• _Extract_
[BEGIN]
The trail is very manageable to the 4mile mark. We passed two more chicks that look pretty bad-ass hiker type.
"These clouds are crazy, huh?"
"Yeah, we stopped and turned around about a mile from the summit. It started to get nasty. Maybe next time. We overheard that there was even worse stuff coming in soon. Be careful."
"Ugh, thanks! Have a good one."

We started to worry. We weren't that cold yet but after hearing these reports from people who looked a lot more experienced at this stuff. Two more couples passed; two more reports of not hitting the summit. "How bad could it get? This stuff isn't horrible. Let's keep going a little further." It was good to hear Suz's encouragement as we broke the tree line and the wind delivered it's first blows. The trail deviously steepens at the 4 mile mark and gains about 1,000ft thru some dizzying switchbacks.

We finally crossed paths with a semi-positive smile. "How'd you hit it?" I inquired positively. "Ugh, made it up to the top but it's hardly worth it. You can't see a thing. It's too bad. Good luck though. Pressure is falling."

Suz looked at me with a glance that I knew said, "How good is a rainy summit without a view?" I was thinking the same. The dirt trail turns to even steeper rock steps. The fifth mile is straight up gaining 1500ft. We still couldn't see a damn thing except the next few steps. This time it was my turn to return the favor and spur Suz along a little. We knew there was a false summit a little after mile five and I used this to keep her spirits up. "If you're not cold or dizzy we should definitely make it to the false summit." I said speaking over the gusts of wind. My hands we starting to get really cold.

She replied only by taking more steps upward. We couldn't see the cairns marking the trail that were often only 20-30ft apart and we got of the trail a number of times. This worked against us not only as a moral blow to the mind but also causing us to climb with hands on the rocks. The rocks were cold. The hands got colder even thru the gloves. Three more people passed us one by one with negative reports of either turning around early or not being able to see anything from the top. All in all we got about 8 of these pessimistic reports over the course of the hike.

We hit the false summit right around 11:30am; about 4hrs since we said, "Let's take a few steps." Right as the trail leveled off, I stopped dead in my tracks and my jaw dropped.
[END]
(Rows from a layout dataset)
[BEGIN]
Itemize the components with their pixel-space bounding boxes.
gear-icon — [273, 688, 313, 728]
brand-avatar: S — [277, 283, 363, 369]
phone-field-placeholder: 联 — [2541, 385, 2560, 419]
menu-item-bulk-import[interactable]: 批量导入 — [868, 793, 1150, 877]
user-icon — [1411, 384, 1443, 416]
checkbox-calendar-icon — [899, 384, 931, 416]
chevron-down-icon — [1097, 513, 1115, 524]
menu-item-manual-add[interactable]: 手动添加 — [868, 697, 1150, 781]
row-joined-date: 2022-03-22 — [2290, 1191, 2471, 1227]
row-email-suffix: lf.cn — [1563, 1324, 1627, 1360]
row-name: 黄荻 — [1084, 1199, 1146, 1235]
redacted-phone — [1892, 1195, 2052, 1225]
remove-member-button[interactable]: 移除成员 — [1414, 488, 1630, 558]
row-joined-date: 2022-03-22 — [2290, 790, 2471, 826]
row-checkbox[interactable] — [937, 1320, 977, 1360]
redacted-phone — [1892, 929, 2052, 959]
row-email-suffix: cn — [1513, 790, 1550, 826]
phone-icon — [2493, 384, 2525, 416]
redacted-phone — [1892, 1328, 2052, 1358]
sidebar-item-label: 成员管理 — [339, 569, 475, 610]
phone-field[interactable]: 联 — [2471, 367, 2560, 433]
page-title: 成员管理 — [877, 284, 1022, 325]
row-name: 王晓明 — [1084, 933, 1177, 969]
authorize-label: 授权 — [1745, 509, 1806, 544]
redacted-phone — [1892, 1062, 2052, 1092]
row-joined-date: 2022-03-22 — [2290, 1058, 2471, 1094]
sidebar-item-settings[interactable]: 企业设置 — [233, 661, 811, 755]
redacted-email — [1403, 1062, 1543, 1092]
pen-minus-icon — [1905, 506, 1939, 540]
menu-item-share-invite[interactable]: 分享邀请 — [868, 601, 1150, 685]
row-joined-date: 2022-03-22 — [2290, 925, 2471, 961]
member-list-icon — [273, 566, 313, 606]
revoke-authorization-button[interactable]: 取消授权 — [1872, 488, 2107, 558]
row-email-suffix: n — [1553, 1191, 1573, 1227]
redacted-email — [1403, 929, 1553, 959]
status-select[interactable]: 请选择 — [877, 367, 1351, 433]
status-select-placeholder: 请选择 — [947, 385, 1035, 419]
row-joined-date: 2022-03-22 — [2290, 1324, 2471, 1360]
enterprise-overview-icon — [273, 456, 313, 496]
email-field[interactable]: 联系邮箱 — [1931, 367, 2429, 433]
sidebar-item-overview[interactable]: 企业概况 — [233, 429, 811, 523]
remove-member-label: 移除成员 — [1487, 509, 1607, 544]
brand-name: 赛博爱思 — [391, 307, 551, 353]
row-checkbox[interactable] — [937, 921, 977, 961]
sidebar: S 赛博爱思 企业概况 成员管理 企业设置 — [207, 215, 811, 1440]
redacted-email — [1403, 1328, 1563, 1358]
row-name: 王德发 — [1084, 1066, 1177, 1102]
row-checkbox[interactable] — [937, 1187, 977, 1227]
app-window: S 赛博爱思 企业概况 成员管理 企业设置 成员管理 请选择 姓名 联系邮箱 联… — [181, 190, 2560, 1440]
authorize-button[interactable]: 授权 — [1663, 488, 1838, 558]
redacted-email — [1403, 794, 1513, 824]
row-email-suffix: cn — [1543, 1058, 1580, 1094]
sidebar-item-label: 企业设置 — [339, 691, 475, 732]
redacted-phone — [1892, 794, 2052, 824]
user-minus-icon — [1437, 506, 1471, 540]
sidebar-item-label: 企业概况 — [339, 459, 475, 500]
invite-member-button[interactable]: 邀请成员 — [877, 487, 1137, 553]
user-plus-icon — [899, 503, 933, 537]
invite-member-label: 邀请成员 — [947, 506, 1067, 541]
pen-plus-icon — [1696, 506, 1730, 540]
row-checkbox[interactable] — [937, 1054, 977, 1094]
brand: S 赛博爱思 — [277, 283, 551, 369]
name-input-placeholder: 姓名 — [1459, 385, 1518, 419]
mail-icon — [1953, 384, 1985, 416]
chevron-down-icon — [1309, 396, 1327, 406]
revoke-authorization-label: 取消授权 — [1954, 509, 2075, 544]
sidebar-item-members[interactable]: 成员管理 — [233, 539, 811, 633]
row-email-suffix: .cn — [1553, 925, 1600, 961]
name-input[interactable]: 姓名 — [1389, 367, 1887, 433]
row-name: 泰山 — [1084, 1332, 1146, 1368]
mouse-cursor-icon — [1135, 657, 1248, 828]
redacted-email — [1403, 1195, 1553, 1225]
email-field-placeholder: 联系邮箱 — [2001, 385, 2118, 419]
[END]
• _What this exercise asks_
a - Answer these questions using the hiking account:
(i) About how much elevation does the trail gain through the switchbacks after the 4 mile mark?
(ii) How far apart were the cairns marking the trail often placed?
(iii) At roughly what time did the hikers reach the false summit?
b - Carry on the hiking account from its last sentence.
The items have no connection to the hiking account.

• _Results of the exercise_
a -
(i) About 1,000ft.
(ii) Often only 20-30ft apart.
(iii) Right around 11:30am.

b -
"What's up? Did you see a ghost or something?" Suz asked.
Silence. I pointed thru the rocks at what I could only describe as "the opposite of a ghost". The thick grey fog thinned out just enough to reveal an ungodly silhouette of what I refused to believe was the rest of the climb. I only responded to Suz's inquirey by pointing in silence with my eyes; conveying with my dead-pan stare to look behind her. She would later tell me that she had never ever seen me so purely scared before. She was right. The ghastly site of the final mile of this mountain thru clouds that were now raining on us, albeit lightly, was the mountain saying, "What have you got?"

"Are we good here?" my now beady eyes said to Suz. She answered with a laser like stare to the next cairn and a murmur, "Next rock pile."

A couple more baby steps and we were there; still cold, still wet. Another passerby. "How is it up there?" I inquired.
"Just an accomplishment thing, I guess. You can't see the hand in front of your face. But you have a half a mile of ridgeline then a half a mile of scrambling so you should be there in about 45."

I am a sucker for a ridge line and even though I really couldn't see the cold fingers of the hand in front of my face. We were at 13,100ft. No stopping now. I even said to Suz, "This wind is blowing pretty hard. These clouds are either going to dump on us or the sky will open up. Whatever is going to happen to us, I think it should happen at the summit." We marched on with more steps. The same steps we took at the start. The ridge line went by fast.

The last half a mile involved more getting off trail due to lack of sighting cairns. However, "it" was happening. "It" was happening so awesomely that I yelled like the same little kid that was scared just an hour previously, "IT'S HAPPENING!" The sky was opening up a little. We could see a few glimpses of the trial we came up. HOLY SHIT. HOLY CROSS. But how long was it going to last?

We both scrambled up a little faster. The view was flickering on and off.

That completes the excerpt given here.